— start SUPPLIED MATERIAL —
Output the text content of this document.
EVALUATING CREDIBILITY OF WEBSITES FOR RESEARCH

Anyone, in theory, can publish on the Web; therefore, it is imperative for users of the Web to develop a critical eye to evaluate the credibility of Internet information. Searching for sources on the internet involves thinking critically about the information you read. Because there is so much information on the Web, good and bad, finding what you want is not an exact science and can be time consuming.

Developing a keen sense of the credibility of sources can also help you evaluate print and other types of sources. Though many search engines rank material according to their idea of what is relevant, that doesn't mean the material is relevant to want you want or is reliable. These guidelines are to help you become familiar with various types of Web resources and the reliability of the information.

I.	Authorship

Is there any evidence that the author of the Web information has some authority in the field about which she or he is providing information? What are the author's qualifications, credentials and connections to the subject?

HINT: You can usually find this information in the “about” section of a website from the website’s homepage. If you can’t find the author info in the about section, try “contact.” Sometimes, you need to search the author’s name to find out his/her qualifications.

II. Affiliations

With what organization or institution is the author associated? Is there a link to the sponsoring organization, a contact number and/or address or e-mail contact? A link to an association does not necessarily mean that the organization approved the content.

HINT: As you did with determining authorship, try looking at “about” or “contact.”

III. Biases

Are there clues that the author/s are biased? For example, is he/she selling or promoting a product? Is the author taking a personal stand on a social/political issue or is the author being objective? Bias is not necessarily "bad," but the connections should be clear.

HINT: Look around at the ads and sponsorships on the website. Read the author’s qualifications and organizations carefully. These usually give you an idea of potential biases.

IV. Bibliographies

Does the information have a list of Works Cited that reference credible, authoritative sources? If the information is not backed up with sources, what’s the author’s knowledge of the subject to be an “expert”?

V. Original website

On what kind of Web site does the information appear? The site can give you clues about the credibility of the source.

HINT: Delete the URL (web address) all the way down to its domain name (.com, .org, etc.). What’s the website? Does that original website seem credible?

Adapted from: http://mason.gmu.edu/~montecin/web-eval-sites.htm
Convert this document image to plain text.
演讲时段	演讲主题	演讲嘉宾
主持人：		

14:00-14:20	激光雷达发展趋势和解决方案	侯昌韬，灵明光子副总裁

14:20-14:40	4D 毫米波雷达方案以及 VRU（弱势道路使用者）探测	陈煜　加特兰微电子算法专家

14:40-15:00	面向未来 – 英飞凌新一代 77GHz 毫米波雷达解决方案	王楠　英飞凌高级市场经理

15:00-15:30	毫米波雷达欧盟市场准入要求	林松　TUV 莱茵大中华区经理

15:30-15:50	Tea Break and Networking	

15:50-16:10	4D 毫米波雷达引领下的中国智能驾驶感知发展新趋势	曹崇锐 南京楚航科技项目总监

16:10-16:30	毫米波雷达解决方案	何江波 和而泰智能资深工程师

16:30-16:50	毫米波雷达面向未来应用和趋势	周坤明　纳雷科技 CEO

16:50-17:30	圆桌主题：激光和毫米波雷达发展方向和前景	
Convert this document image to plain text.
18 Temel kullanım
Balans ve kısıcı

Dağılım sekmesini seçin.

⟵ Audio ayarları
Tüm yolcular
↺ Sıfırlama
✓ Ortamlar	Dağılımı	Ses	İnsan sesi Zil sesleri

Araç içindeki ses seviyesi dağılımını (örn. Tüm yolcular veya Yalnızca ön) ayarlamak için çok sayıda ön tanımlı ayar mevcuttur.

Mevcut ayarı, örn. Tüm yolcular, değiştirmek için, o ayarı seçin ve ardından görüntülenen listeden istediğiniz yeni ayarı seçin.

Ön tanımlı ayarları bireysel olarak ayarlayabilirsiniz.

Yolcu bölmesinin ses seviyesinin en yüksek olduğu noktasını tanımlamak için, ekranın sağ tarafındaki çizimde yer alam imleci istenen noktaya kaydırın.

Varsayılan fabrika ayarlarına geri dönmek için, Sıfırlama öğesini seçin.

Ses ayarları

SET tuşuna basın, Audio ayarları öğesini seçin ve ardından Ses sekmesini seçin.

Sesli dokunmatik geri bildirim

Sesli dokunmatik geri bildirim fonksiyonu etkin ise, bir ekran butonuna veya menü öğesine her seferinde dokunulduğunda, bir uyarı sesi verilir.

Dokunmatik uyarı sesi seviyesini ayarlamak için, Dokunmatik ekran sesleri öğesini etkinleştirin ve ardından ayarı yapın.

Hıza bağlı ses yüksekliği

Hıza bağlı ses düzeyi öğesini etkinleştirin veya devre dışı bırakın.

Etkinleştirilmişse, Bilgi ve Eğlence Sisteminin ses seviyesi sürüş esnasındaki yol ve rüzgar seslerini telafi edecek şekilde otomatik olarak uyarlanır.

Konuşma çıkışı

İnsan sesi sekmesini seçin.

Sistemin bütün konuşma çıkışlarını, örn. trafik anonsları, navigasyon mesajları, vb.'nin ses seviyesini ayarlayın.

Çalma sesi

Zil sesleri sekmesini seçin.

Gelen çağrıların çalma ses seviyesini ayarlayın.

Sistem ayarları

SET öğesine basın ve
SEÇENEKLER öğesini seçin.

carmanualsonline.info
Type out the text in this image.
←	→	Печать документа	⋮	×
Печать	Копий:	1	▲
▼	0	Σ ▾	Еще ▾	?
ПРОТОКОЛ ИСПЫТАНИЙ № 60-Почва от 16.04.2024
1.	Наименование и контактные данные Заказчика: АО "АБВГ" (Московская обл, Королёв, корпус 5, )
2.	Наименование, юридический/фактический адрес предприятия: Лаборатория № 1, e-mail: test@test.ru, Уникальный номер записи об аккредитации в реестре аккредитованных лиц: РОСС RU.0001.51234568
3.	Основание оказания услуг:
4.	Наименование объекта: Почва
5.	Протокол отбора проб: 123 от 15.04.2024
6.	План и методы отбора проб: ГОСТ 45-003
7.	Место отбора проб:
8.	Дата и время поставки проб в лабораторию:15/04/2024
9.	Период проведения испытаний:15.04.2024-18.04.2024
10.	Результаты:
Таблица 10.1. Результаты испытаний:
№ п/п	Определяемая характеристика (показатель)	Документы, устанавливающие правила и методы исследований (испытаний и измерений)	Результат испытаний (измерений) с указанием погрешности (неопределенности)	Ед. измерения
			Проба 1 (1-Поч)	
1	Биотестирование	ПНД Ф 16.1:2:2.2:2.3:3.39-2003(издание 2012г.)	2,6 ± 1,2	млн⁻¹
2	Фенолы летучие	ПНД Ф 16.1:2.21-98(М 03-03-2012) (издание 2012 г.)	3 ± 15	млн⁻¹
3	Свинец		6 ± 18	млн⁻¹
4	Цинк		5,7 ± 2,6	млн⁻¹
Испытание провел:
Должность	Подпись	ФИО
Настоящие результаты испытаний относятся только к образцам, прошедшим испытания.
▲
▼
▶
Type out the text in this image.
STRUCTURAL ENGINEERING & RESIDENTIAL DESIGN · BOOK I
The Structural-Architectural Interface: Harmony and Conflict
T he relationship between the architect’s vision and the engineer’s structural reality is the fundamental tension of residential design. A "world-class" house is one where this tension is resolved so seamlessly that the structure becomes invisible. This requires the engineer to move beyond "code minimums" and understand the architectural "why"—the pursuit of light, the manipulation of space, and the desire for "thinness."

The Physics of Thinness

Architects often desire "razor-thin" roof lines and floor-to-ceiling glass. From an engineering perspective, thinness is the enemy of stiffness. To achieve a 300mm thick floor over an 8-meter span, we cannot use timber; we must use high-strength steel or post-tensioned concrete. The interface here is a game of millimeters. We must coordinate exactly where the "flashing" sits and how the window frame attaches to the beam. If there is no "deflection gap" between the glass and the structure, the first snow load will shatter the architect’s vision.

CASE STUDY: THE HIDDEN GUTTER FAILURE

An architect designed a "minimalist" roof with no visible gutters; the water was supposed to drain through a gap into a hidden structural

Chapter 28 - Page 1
— end SUPPLIED MATERIAL —
EXERCISE GOAL – Transcribe the material exactly as it reads.

FINAL ANSWER –
Output the text content of this document.
EVALUATING CREDIBILITY OF WEBSITES FOR RESEARCH

Anyone, in theory, can publish on the Web; therefore, it is imperative for users of the Web to develop a critical eye to evaluate the credibility of Internet information. Searching for sources on the internet involves thinking critically about the information you read. Because there is so much information on the Web, good and bad, finding what you want is not an exact science and can be time consuming.

Developing a keen sense of the credibility of sources can also help you evaluate print and other types of sources. Though many search engines rank material according to their idea of what is relevant, that doesn't mean the material is relevant to want you want or is reliable. These guidelines are to help you become familiar with various types of Web resources and the reliability of the information.

I.	Authorship

Is there any evidence that the author of the Web information has some authority in the field about which she or he is providing information? What are the author's qualifications, credentials and connections to the subject?

HINT: You can usually find this information in the “about” section of a website from the website’s homepage. If you can’t find the author info in the about section, try “contact.” Sometimes, you need to search the author’s name to find out his/her qualifications.

II. Affiliations

With what organization or institution is the author associated? Is there a link to the sponsoring organization, a contact number and/or address or e-mail contact? A link to an association does not necessarily mean that the organization approved the content.

HINT: As you did with determining authorship, try looking at “about” or “contact.”

III. Biases

Are there clues that the author/s are biased? For example, is he/she selling or promoting a product? Is the author taking a personal stand on a social/political issue or is the author being objective? Bias is not necessarily "bad," but the connections should be clear.

HINT: Look around at the ads and sponsorships on the website. Read the author’s qualifications and organizations carefully. These usually give you an idea of potential biases.

IV. Bibliographies

Does the information have a list of Works Cited that reference credible, authoritative sources? If the information is not backed up with sources, what’s the author’s knowledge of the subject to be an “expert”?

V. Original website

On what kind of Web site does the information appear? The site can give you clues about the credibility of the source.

HINT: Delete the URL (web address) all the way down to its domain name (.com, .org, etc.). What’s the website? Does that original website seem credible?

Adapted from: http://mason.gmu.edu/~montecin/web-eval-sites.htm
Convert this document image to plain text.
演讲时段	演讲主题	演讲嘉宾
主持人：		

14:00-14:20	激光雷达发展趋势和解决方案	侯昌韬，灵明光子副总裁

14:20-14:40	4D 毫米波雷达方案以及 VRU（弱势道路使用者）探测	陈煜　加特兰微电子算法专家

14:40-15:00	面向未来 – 英飞凌新一代 77GHz 毫米波雷达解决方案	王楠　英飞凌高级市场经理

15:00-15:30	毫米波雷达欧盟市场准入要求	林松　TUV 莱茵大中华区经理

15:30-15:50	Tea Break and Networking	

15:50-16:10	4D 毫米波雷达引领下的中国智能驾驶感知发展新趋势	曹崇锐 南京楚航科技项目总监

16:10-16:30	毫米波雷达解决方案	何江波 和而泰智能资深工程师

16:30-16:50	毫米波雷达面向未来应用和趋势	周坤明　纳雷科技 CEO

16:50-17:30	圆桌主题：激光和毫米波雷达发展方向和前景	
Convert this document image to plain text.
18 Temel kullanım
Balans ve kısıcı

Dağılım sekmesini seçin.

⟵ Audio ayarları
Tüm yolcular
↺ Sıfırlama
✓ Ortamlar	Dağılımı	Ses	İnsan sesi Zil sesleri

Araç içindeki ses seviyesi dağılımını (örn. Tüm yolcular veya Yalnızca ön) ayarlamak için çok sayıda ön tanımlı ayar mevcuttur.

Mevcut ayarı, örn. Tüm yolcular, değiştirmek için, o ayarı seçin ve ardından görüntülenen listeden istediğiniz yeni ayarı seçin.

Ön tanımlı ayarları bireysel olarak ayarlayabilirsiniz.

Yolcu bölmesinin ses seviyesinin en yüksek olduğu noktasını tanımlamak için, ekranın sağ tarafındaki çizimde yer alam imleci istenen noktaya kaydırın.

Varsayılan fabrika ayarlarına geri dönmek için, Sıfırlama öğesini seçin.

Ses ayarları

SET tuşuna basın, Audio ayarları öğesini seçin ve ardından Ses sekmesini seçin.

Sesli dokunmatik geri bildirim

Sesli dokunmatik geri bildirim fonksiyonu etkin ise, bir ekran butonuna veya menü öğesine her seferinde dokunulduğunda, bir uyarı sesi verilir.

Dokunmatik uyarı sesi seviyesini ayarlamak için, Dokunmatik ekran sesleri öğesini etkinleştirin ve ardından ayarı yapın.

Hıza bağlı ses yüksekliği

Hıza bağlı ses düzeyi öğesini etkinleştirin veya devre dışı bırakın.

Etkinleştirilmişse, Bilgi ve Eğlence Sisteminin ses seviyesi sürüş esnasındaki yol ve rüzgar seslerini telafi edecek şekilde otomatik olarak uyarlanır.

Konuşma çıkışı

İnsan sesi sekmesini seçin.

Sistemin bütün konuşma çıkışlarını, örn. trafik anonsları, navigasyon mesajları, vb.'nin ses seviyesini ayarlayın.

Çalma sesi

Zil sesleri sekmesini seçin.

Gelen çağrıların çalma ses seviyesini ayarlayın.

Sistem ayarları

SET öğesine basın ve
SEÇENEKLER öğesini seçin.

carmanualsonline.info
Type out the text in this image.
←	→	Печать документа	⋮	×
Печать	Копий:	1	▲
▼	0	Σ ▾	Еще ▾	?
ПРОТОКОЛ ИСПЫТАНИЙ № 60-Почва от 16.04.2024
1.	Наименование и контактные данные Заказчика: АО "АБВГ" (Московская обл, Королёв, корпус 5, )
2.	Наименование, юридический/фактический адрес предприятия: Лаборатория № 1, e-mail: test@test.ru, Уникальный номер записи об аккредитации в реестре аккредитованных лиц: РОСС RU.0001.51234568
3.	Основание оказания услуг:
4.	Наименование объекта: Почва
5.	Протокол отбора проб: 123 от 15.04.2024
6.	План и методы отбора проб: ГОСТ 45-003
7.	Место отбора проб:
8.	Дата и время поставки проб в лабораторию:15/04/2024
9.	Период проведения испытаний:15.04.2024-18.04.2024
10.	Результаты:
Таблица 10.1. Результаты испытаний:
№ п/п	Определяемая характеристика (показатель)	Документы, устанавливающие правила и методы исследований (испытаний и измерений)	Результат испытаний (измерений) с указанием погрешности (неопределенности)	Ед. измерения
			Проба 1 (1-Поч)	
1	Биотестирование	ПНД Ф 16.1:2:2.2:2.3:3.39-2003(издание 2012г.)	2,6 ± 1,2	млн⁻¹
2	Фенолы летучие	ПНД Ф 16.1:2.21-98(М 03-03-2012) (издание 2012 г.)	3 ± 15	млн⁻¹
3	Свинец		6 ± 18	млн⁻¹
4	Цинк		5,7 ± 2,6	млн⁻¹
Испытание провел:
Должность	Подпись	ФИО
Настоящие результаты испытаний относятся только к образцам, прошедшим испытания.
▲
▼
▶
Type out the text in this image.
STRUCTURAL ENGINEERING & RESIDENTIAL DESIGN · BOOK I
The Structural-Architectural Interface: Harmony and Conflict
T he relationship between the architect’s vision and the engineer’s structural reality is the fundamental tension of residential design. A "world-class" house is one where this tension is resolved so seamlessly that the structure becomes invisible. This requires the engineer to move beyond "code minimums" and understand the architectural "why"—the pursuit of light, the manipulation of space, and the desire for "thinness."

The Physics of Thinness

Architects often desire "razor-thin" roof lines and floor-to-ceiling glass. From an engineering perspective, thinness is the enemy of stiffness. To achieve a 300mm thick floor over an 8-meter span, we cannot use timber; we must use high-strength steel or post-tensioned concrete. The interface here is a game of millimeters. We must coordinate exactly where the "flashing" sits and how the window frame attaches to the beam. If there is no "deflection gap" between the glass and the structure, the first snow load will shatter the architect’s vision.

CASE STUDY: THE HIDDEN GUTTER FAILURE

An architect designed a "minimalist" roof with no visible gutters; the water was supposed to drain through a gap into a hidden structural

Chapter 28 - Page 1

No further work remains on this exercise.